§ WHAT TO WORK ON:
Pick out the lines containing "Ayarlar".
★ ★ ★ ★
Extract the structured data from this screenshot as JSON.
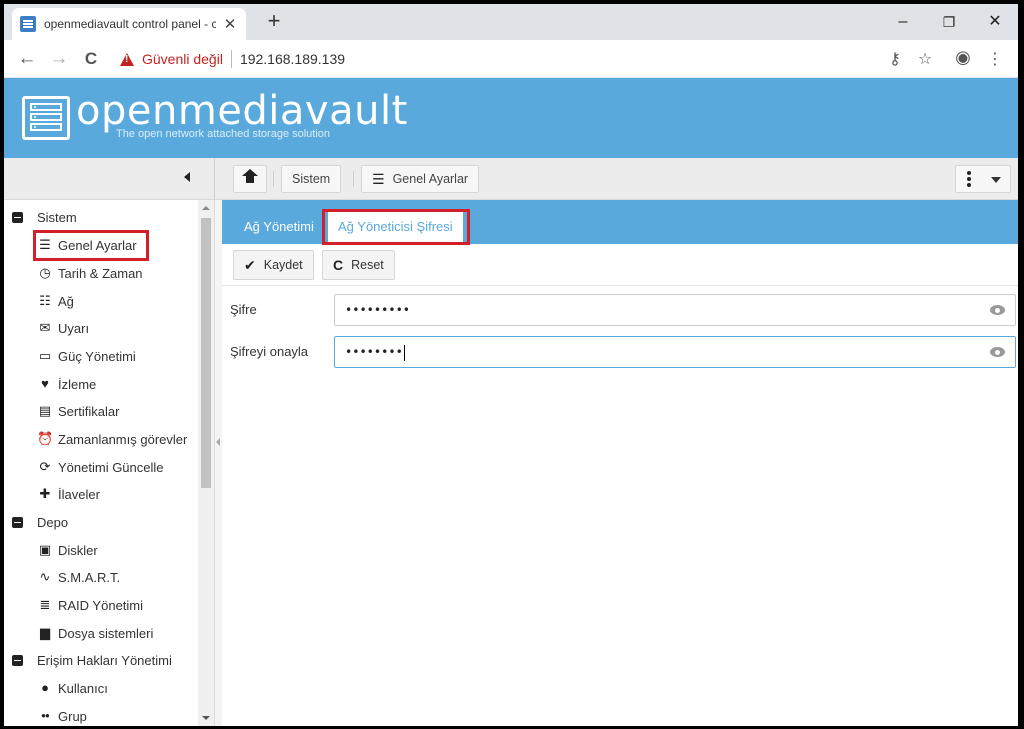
{
  "browser": {
    "tab_title": "openmediavault control panel - c",
    "tab_close": "✕",
    "new_tab": "+",
    "window_controls": {
      "minimize": "–",
      "restore": "❐",
      "close": "✕"
    },
    "nav": {
      "back": "←",
      "forward": "→",
      "reload": "C"
    },
    "security_label": "Güvenli değil",
    "url": "192.168.189.139",
    "address_icons": {
      "key": "⚷",
      "star": "☆",
      "profile": "◉",
      "menu": "⋮"
    }
  },
  "app": {
    "brand": "openmediavault",
    "tagline": "The open network attached storage solution"
  },
  "breadcrumb": {
    "items": [
      {
        "label": "Sistem"
      },
      {
        "label": "Genel Ayarlar"
      }
    ]
  },
  "sidebar": {
    "groups": [
      {
        "label": "Sistem",
        "items": [
          {
            "label": "Genel Ayarlar",
            "icon": "sliders-icon",
            "glyph": "☰"
          },
          {
            "label": "Tarih & Zaman",
            "icon": "clock-icon",
            "glyph": "◷"
          },
          {
            "label": "Ağ",
            "icon": "network-icon",
            "glyph": "☷"
          },
          {
            "label": "Uyarı",
            "icon": "envelope-icon",
            "glyph": "✉"
          },
          {
            "label": "Güç Yönetimi",
            "icon": "battery-icon",
            "glyph": "▭"
          },
          {
            "label": "İzleme",
            "icon": "heartbeat-icon",
            "glyph": "♥"
          },
          {
            "label": "Sertifikalar",
            "icon": "certificate-icon",
            "glyph": "▤"
          },
          {
            "label": "Zamanlanmış görevler",
            "icon": "alarm-clock-icon",
            "glyph": "⏰"
          },
          {
            "label": "Yönetimi Güncelle",
            "icon": "refresh-icon",
            "glyph": "⟳"
          },
          {
            "label": "İlaveler",
            "icon": "puzzle-icon",
            "glyph": "✚"
          }
        ]
      },
      {
        "label": "Depo",
        "items": [
          {
            "label": "Diskler",
            "icon": "disk-icon",
            "glyph": "▣"
          },
          {
            "label": "S.M.A.R.T.",
            "icon": "pulse-icon",
            "glyph": "∿"
          },
          {
            "label": "RAID Yönetimi",
            "icon": "database-icon",
            "glyph": "≣"
          },
          {
            "label": "Dosya sistemleri",
            "icon": "folder-icon",
            "glyph": "▆"
          }
        ]
      },
      {
        "label": "Erişim Hakları Yönetimi",
        "items": [
          {
            "label": "Kullanıcı",
            "icon": "user-icon",
            "glyph": "●"
          },
          {
            "label": "Grup",
            "icon": "group-icon",
            "glyph": "●●"
          }
        ]
      }
    ]
  },
  "main": {
    "tabs": [
      {
        "label": "Ağ Yönetimi",
        "active": false
      },
      {
        "label": "Ağ Yöneticisi Şifresi",
        "active": true
      }
    ],
    "actions": {
      "save_label": "Kaydet",
      "save_glyph": "✔",
      "reset_label": "Reset",
      "reset_glyph": "C"
    },
    "form": {
      "password_label": "Şifre",
      "password_value": "•••••••••",
      "confirm_label": "Şifreyi onayla",
      "confirm_value": "••••••••"
    }
  },
  "colors": {
    "accent": "#5aa9dd",
    "highlight_box": "#d21f2a",
    "warning": "#c5221f"
  }
}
★ ★ ★ ★
§ EXPECTED OUTPUT:
        "label": "Genel Ayarlar"
            "label": "Genel Ayarlar",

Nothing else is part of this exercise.